The same glitch looks different depending on the terrain. Finance, medicine, a
relationship, a team — same mechanism, different costume.
Finance & investing
Investors often believe they are resistant to market hype and media-driven panic, while assuming that other retail investors are easily swayed by sensationalized financial news — leading them to trade based on predictions of how 'the herd' will react rather than on fundamentals.
Medicine & diagnosis
Health professionals may assume patients are highly susceptible to health misinformation online while underestimating how medical advertising and pharmaceutical marketing subtly shape their own prescribing habits and treatment preferences.
Education & grading
Teachers may believe that students are highly impressionable when exposed to biased textbooks or media, driving calls for content restrictions, while assuming their own interpretation of curricular materials is objective and unaffected by framing.
Relationships
Partners may feel confident that romantic comedies or social media portrayals of relationships don't affect their own expectations, while worrying that their partner is being influenced to have unrealistic standards by the same content.

DATA FOR ANALYSIS
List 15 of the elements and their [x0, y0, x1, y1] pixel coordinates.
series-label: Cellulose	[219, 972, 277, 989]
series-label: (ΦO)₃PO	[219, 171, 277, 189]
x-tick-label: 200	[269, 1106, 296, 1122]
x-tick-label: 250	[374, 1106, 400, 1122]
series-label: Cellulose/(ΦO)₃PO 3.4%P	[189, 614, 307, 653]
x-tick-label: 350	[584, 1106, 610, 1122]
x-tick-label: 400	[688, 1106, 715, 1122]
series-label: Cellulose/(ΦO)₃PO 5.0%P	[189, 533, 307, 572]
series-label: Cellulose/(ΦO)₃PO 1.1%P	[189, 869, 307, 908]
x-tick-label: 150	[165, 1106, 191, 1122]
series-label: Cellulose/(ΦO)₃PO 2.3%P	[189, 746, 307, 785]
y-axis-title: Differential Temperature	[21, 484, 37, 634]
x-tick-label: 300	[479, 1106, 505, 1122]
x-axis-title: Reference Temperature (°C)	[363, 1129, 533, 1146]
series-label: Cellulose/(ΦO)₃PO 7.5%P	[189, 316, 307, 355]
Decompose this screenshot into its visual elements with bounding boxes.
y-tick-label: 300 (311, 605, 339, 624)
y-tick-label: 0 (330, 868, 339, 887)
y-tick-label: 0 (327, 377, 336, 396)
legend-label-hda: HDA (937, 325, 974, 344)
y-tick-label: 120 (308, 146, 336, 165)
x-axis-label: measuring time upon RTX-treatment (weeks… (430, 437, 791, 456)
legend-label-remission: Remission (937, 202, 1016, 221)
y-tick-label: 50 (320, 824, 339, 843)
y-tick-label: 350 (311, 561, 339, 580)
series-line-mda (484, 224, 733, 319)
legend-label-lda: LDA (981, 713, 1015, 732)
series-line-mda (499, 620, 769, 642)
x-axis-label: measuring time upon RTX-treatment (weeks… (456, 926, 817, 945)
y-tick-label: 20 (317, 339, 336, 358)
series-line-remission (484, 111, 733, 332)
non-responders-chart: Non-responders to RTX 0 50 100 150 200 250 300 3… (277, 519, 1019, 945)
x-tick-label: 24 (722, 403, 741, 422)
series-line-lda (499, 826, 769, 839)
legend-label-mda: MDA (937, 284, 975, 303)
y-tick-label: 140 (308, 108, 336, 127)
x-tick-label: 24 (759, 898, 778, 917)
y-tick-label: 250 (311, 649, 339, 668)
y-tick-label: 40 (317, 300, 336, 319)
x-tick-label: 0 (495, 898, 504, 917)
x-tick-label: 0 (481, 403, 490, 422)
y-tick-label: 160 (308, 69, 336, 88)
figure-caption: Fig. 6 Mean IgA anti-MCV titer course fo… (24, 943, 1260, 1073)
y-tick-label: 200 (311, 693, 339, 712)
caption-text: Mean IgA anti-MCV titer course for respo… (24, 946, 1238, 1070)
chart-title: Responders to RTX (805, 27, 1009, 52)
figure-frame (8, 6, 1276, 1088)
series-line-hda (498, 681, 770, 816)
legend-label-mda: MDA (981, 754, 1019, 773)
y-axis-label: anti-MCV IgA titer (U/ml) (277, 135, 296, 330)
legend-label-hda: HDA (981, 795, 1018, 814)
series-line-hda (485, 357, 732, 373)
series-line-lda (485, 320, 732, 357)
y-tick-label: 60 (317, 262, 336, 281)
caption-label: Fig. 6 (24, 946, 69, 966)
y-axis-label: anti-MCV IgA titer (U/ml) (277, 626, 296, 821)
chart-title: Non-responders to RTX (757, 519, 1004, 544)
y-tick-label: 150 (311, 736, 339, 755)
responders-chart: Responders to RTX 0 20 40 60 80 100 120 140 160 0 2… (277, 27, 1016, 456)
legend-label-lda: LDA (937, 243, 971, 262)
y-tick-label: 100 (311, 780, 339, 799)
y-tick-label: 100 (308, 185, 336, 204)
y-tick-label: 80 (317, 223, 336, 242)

WHAT YOU WILL DO
For each statement about the passage on how one glitch appears in different fields, answer yes or no and quote the words of the passage that decide it.
1. Investors assume that other retail investors are easily swayed by sensationalized financial news.
2. Health professionals overestimate how pharmaceutical marketing shapes their own prescribing habits.
3. Teachers assume their own interpretation of curricular materials is objective.
Nothing in the listing is needed for this work.

RESULT OF THE EXERCISE
1. Yes: "assuming that other retail investors are easily swayed by sensationalized financial news"
2. No: "underestimating how medical advertising and pharmaceutical marketing subtly shape their own prescribing habits and treatment preferences"
3. Yes: "assuming their own interpretation of curricular materials is objective and unaffected by framing"